[Given problem]
Copy the records starting at the line that contains "Patent image size: (944, 635)." and ending at the line that contains "The water reservoir 3 is at (113, 162).", swapping "schematic" for "diagrammatic" and changing nothing else.

[Material for the task]
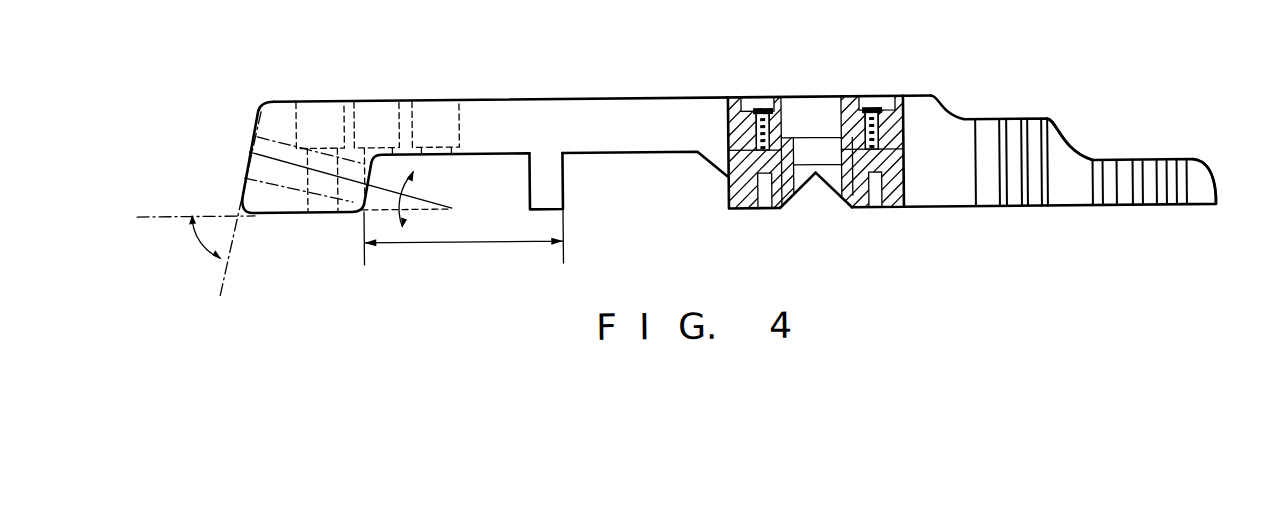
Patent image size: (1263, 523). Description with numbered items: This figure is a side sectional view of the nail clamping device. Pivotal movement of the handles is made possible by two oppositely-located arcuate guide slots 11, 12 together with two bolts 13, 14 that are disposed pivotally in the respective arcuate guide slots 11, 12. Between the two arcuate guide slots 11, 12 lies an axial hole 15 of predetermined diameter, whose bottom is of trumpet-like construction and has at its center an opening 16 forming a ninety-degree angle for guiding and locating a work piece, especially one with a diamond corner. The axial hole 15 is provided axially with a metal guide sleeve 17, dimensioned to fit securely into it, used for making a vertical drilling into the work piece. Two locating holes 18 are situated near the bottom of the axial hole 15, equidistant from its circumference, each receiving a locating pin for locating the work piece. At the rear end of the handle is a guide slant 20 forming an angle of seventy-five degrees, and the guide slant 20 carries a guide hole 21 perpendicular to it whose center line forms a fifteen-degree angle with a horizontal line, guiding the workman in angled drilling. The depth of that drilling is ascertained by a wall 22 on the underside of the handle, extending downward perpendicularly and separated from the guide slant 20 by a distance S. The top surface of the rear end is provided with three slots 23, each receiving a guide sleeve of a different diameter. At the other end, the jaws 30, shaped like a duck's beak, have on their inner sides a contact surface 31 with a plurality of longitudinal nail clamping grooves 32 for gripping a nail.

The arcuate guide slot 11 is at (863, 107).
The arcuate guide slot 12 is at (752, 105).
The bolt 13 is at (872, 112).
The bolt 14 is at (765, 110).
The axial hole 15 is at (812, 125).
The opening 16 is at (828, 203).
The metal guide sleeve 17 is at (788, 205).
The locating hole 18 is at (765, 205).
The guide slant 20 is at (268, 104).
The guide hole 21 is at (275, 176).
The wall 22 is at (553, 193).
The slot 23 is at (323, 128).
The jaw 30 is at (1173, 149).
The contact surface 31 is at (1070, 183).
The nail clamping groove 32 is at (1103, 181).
---
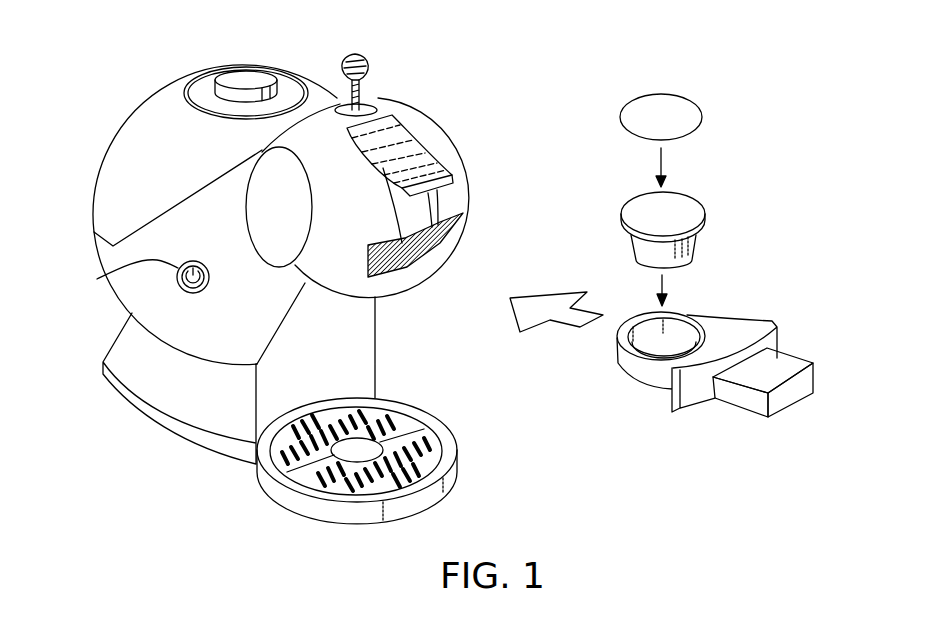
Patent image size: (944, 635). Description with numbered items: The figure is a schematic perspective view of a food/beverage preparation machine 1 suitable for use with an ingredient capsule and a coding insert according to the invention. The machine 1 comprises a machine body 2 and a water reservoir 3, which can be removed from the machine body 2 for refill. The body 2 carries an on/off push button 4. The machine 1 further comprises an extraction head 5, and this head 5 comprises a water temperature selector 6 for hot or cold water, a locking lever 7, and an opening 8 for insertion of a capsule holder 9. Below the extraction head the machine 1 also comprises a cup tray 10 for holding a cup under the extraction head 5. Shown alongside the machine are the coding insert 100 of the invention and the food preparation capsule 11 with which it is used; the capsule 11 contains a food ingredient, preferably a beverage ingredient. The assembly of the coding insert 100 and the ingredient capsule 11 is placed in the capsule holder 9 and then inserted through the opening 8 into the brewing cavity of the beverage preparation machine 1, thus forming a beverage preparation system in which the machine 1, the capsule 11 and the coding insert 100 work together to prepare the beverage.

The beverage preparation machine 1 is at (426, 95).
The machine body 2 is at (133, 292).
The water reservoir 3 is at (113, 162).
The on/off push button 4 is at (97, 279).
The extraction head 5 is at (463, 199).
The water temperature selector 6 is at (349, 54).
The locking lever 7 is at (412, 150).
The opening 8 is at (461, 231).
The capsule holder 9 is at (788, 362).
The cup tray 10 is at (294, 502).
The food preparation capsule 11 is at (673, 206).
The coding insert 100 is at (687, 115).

[Correct response]
Patent image size: (944, 635). Description with numbered items: The figure is a diagrammatic perspective view of a food/beverage preparation machine 1 suitable for use with an ingredient capsule and a coding insert according to the invention. The machine 1 comprises a machine body 2 and a water reservoir 3, which can be removed from the machine body 2 for refill. The body 2 carries an on/off push button 4. The machine 1 further comprises an extraction head 5, and this head 5 comprises a water temperature selector 6 for hot or cold water, a locking lever 7, and an opening 8 for insertion of a capsule holder 9. Below the extraction head the machine 1 also comprises a cup tray 10 for holding a cup under the extraction head 5. Shown alongside the machine are the coding insert 100 of the invention and the food preparation capsule 11 with which it is used; the capsule 11 contains a food ingredient, preferably a beverage ingredient. The assembly of the coding insert 100 and the ingredient capsule 11 is placed in the capsule holder 9 and then inserted through the opening 8 into the brewing cavity of the beverage preparation machine 1, thus forming a beverage preparation system in which the machine 1, the capsule 11 and the coding insert 100 work together to prepare the beverage.

The beverage preparation machine 1 is at (426, 95).
The machine body 2 is at (133, 292).
The water reservoir 3 is at (113, 162).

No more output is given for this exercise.